▸ Aim: Images embedded in the records are excluded; print everything else exactly as given.

▸ Entries supplied:

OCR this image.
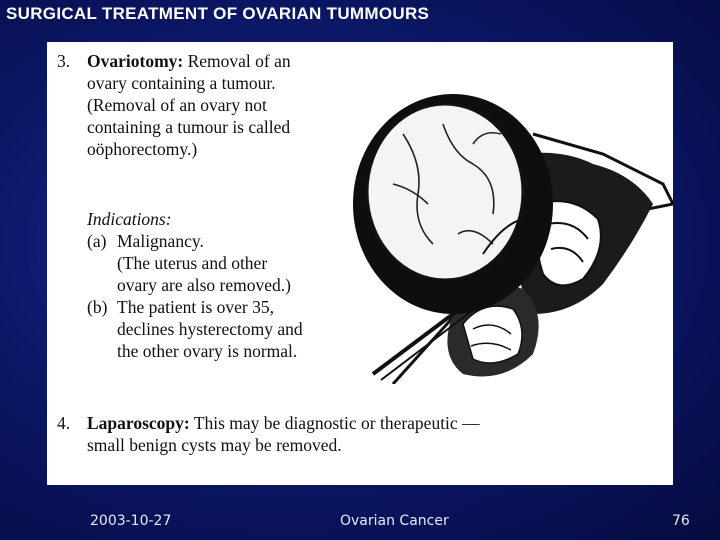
SURGICAL TREATMENT OF OVARIAN TUMMOURS
3. Ovariotomy: Removal of an
ovary containing a tumour.
(Removal of an ovary not
containing a tumour is called
oöphorectomy.)
Indications:
(a) Malignancy.
(The uterus and other
ovary are also removed.)
(b) The patient is over 35,
declines hysterectomy and
the other ovary is normal.
4. Laparoscopy: This may be diagnostic or therapeutic —
small benign cysts may be removed.
2003-10-27	Ovarian Cancer	76
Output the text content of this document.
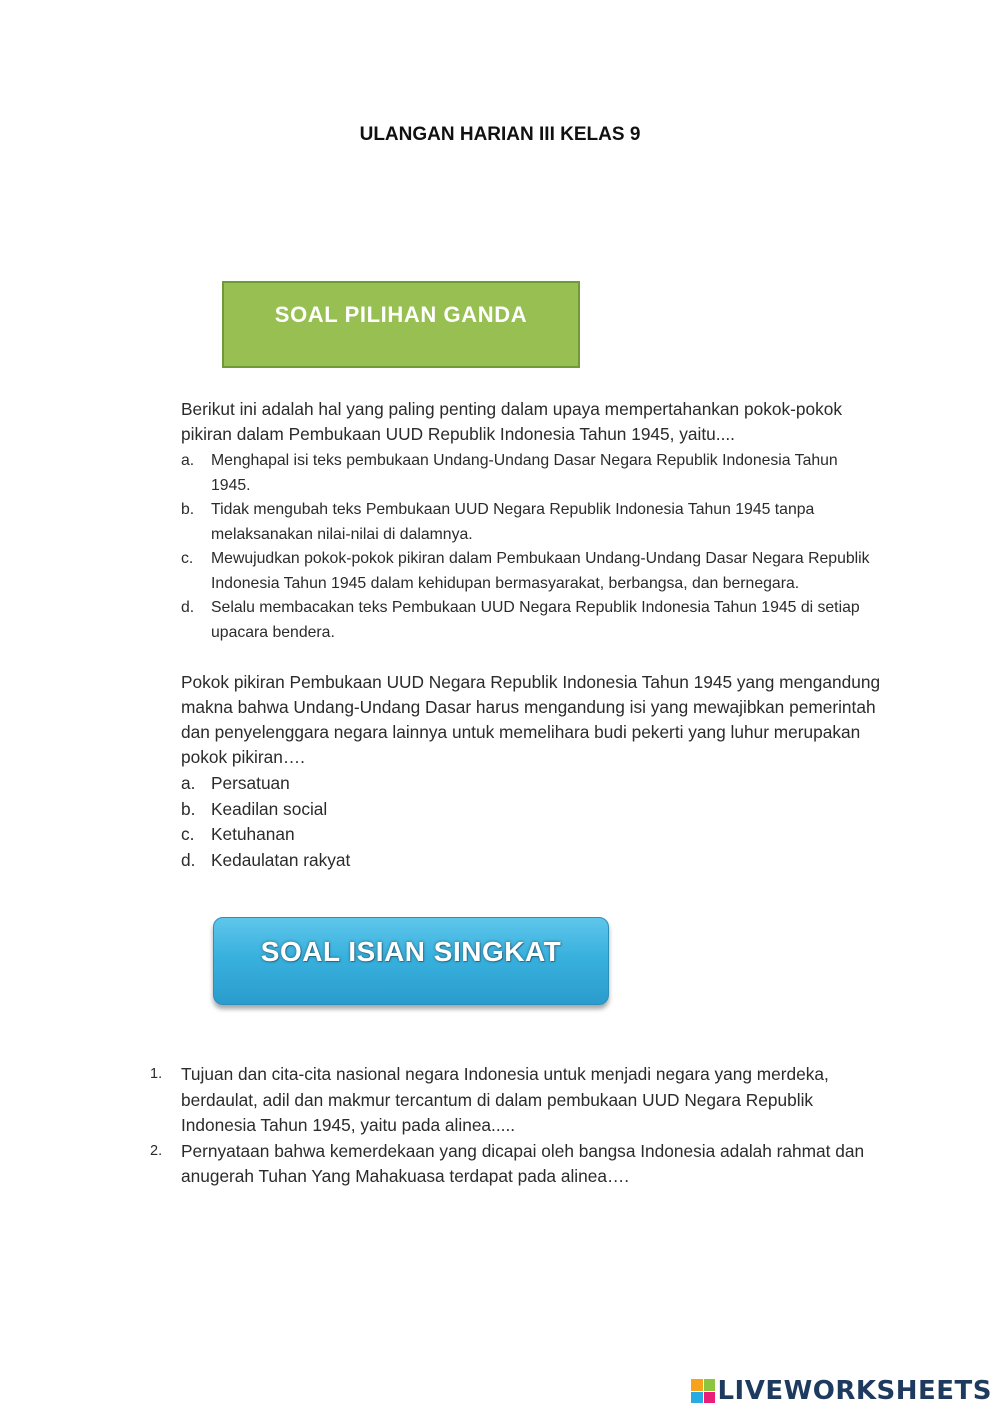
ULANGAN HARIAN III KELAS 9
SOAL PILIHAN GANDA
Berikut ini adalah hal yang paling penting dalam upaya mempertahankan pokok-pokok pikiran dalam Pembukaan UUD Republik Indonesia Tahun 1945, yaitu....
a.	Menghapal isi teks pembukaan Undang-Undang Dasar Negara Republik Indonesia Tahun 1945.
b.	Tidak mengubah teks Pembukaan UUD Negara Republik Indonesia Tahun 1945 tanpa melaksanakan nilai-nilai di dalamnya.
c.	Mewujudkan pokok-pokok pikiran dalam Pembukaan Undang-Undang Dasar Negara Republik Indonesia Tahun 1945 dalam kehidupan bermasyarakat, berbangsa, dan bernegara.
d.	Selalu membacakan teks Pembukaan UUD Negara Republik Indonesia Tahun 1945 di setiap upacara bendera.
Pokok pikiran Pembukaan UUD Negara Republik Indonesia Tahun 1945 yang mengandung makna bahwa Undang-Undang Dasar harus mengandung isi yang mewajibkan pemerintah dan penyelenggara negara lainnya untuk memelihara budi pekerti yang luhur merupakan pokok pikiran….
a. Persatuan
b. Keadilan social
c. Ketuhanan
d. Kedaulatan rakyat
SOAL ISIAN SINGKAT
1.	Tujuan dan cita-cita nasional negara Indonesia untuk menjadi negara yang merdeka, berdaulat, adil dan makmur tercantum di dalam pembukaan UUD Negara Republik Indonesia Tahun 1945, yaitu pada alinea.....
2.	Pernyataan bahwa kemerdekaan yang dicapai oleh bangsa Indonesia adalah rahmat dan anugerah Tuhan Yang Mahakuasa terdapat pada alinea….
LIVEWORKSHEETS
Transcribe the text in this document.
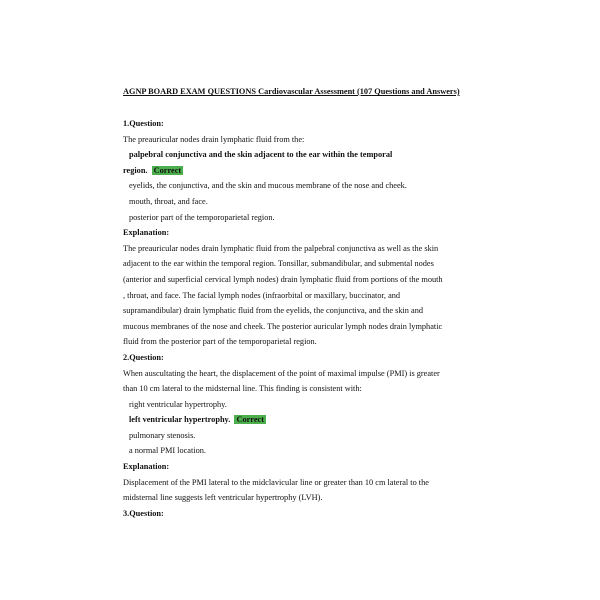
AGNP BOARD EXAM QUESTIONS Cardiovascular Assessment (107 Questions and Answers)

1.Question:

The preauricular nodes drain lymphatic fluid from the:

palpebral conjunctiva and the skin adjacent to the ear within the temporal

region. Correct

eyelids, the conjunctiva, and the skin and mucous membrane of the nose and cheek.

mouth, throat, and face.

posterior part of the temporoparietal region.

Explanation:

The preauricular nodes drain lymphatic fluid from the palpebral conjunctiva as well as the skin

adjacent to the ear within the temporal region. Tonsillar, submandibular, and submental nodes

(anterior and superficial cervical lymph nodes) drain lymphatic fluid from portions of the mouth

, throat, and face. The facial lymph nodes (infraorbital or maxillary, buccinator, and

supramandibular) drain lymphatic fluid from the eyelids, the conjunctiva, and the skin and

mucous membranes of the nose and cheek. The posterior auricular lymph nodes drain lymphatic

fluid from the posterior part of the temporoparietal region.

2.Question:

When auscultating the heart, the displacement of the point of maximal impulse (PMI) is greater

than 10 cm lateral to the midsternal line. This finding is consistent with:

right ventricular hypertrophy.

left ventricular hypertrophy. Correct

pulmonary stenosis.

a normal PMI location.

Explanation:

Displacement of the PMI lateral to the midclavicular line or greater than 10 cm lateral to the

midsternal line suggests left ventricular hypertrophy (LVH).

3.Question:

▸ Task solution:
OCR this image.
SURGICAL TREATMENT OF OVARIAN TUMMOURS
3. Ovariotomy: Removal of an
ovary containing a tumour.
(Removal of an ovary not
containing a tumour is called
oöphorectomy.)
Indications:
(a) Malignancy.
(The uterus and other
ovary are also removed.)
(b) The patient is over 35,
declines hysterectomy and
the other ovary is normal.
4. Laparoscopy: This may be diagnostic or therapeutic —
small benign cysts may be removed.
2003-10-27	Ovarian Cancer	76
Output the text content of this document.
ULANGAN HARIAN III KELAS 9
SOAL PILIHAN GANDA
Berikut ini adalah hal yang paling penting dalam upaya mempertahankan pokok-pokok pikiran dalam Pembukaan UUD Republik Indonesia Tahun 1945, yaitu....
a.	Menghapal isi teks pembukaan Undang-Undang Dasar Negara Republik Indonesia Tahun 1945.
b.	Tidak mengubah teks Pembukaan UUD Negara Republik Indonesia Tahun 1945 tanpa melaksanakan nilai-nilai di dalamnya.
c.	Mewujudkan pokok-pokok pikiran dalam Pembukaan Undang-Undang Dasar Negara Republik Indonesia Tahun 1945 dalam kehidupan bermasyarakat, berbangsa, dan bernegara.
d.	Selalu membacakan teks Pembukaan UUD Negara Republik Indonesia Tahun 1945 di setiap upacara bendera.
Pokok pikiran Pembukaan UUD Negara Republik Indonesia Tahun 1945 yang mengandung makna bahwa Undang-Undang Dasar harus mengandung isi yang mewajibkan pemerintah dan penyelenggara negara lainnya untuk memelihara budi pekerti yang luhur merupakan pokok pikiran….
a. Persatuan
b. Keadilan social
c. Ketuhanan
d. Kedaulatan rakyat
SOAL ISIAN SINGKAT
1.	Tujuan dan cita-cita nasional negara Indonesia untuk menjadi negara yang merdeka, berdaulat, adil dan makmur tercantum di dalam pembukaan UUD Negara Republik Indonesia Tahun 1945, yaitu pada alinea.....
2.	Pernyataan bahwa kemerdekaan yang dicapai oleh bangsa Indonesia adalah rahmat dan anugerah Tuhan Yang Mahakuasa terdapat pada alinea….
LIVEWORKSHEETS
Transcribe the text in this document.
AGNP BOARD EXAM QUESTIONS Cardiovascular Assessment (107 Questions and Answers)

1.Question:

The preauricular nodes drain lymphatic fluid from the:

palpebral conjunctiva and the skin adjacent to the ear within the temporal

region. Correct

eyelids, the conjunctiva, and the skin and mucous membrane of the nose and cheek.

mouth, throat, and face.

posterior part of the temporoparietal region.

Explanation:

The preauricular nodes drain lymphatic fluid from the palpebral conjunctiva as well as the skin

adjacent to the ear within the temporal region. Tonsillar, submandibular, and submental nodes

(anterior and superficial cervical lymph nodes) drain lymphatic fluid from portions of the mouth

, throat, and face. The facial lymph nodes (infraorbital or maxillary, buccinator, and

supramandibular) drain lymphatic fluid from the eyelids, the conjunctiva, and the skin and

mucous membranes of the nose and cheek. The posterior auricular lymph nodes drain lymphatic

fluid from the posterior part of the temporoparietal region.

2.Question:

When auscultating the heart, the displacement of the point of maximal impulse (PMI) is greater

than 10 cm lateral to the midsternal line. This finding is consistent with:

right ventricular hypertrophy.

left ventricular hypertrophy. Correct

pulmonary stenosis.

a normal PMI location.

Explanation:

Displacement of the PMI lateral to the midclavicular line or greater than 10 cm lateral to the

midsternal line suggests left ventricular hypertrophy (LVH).

3.Question:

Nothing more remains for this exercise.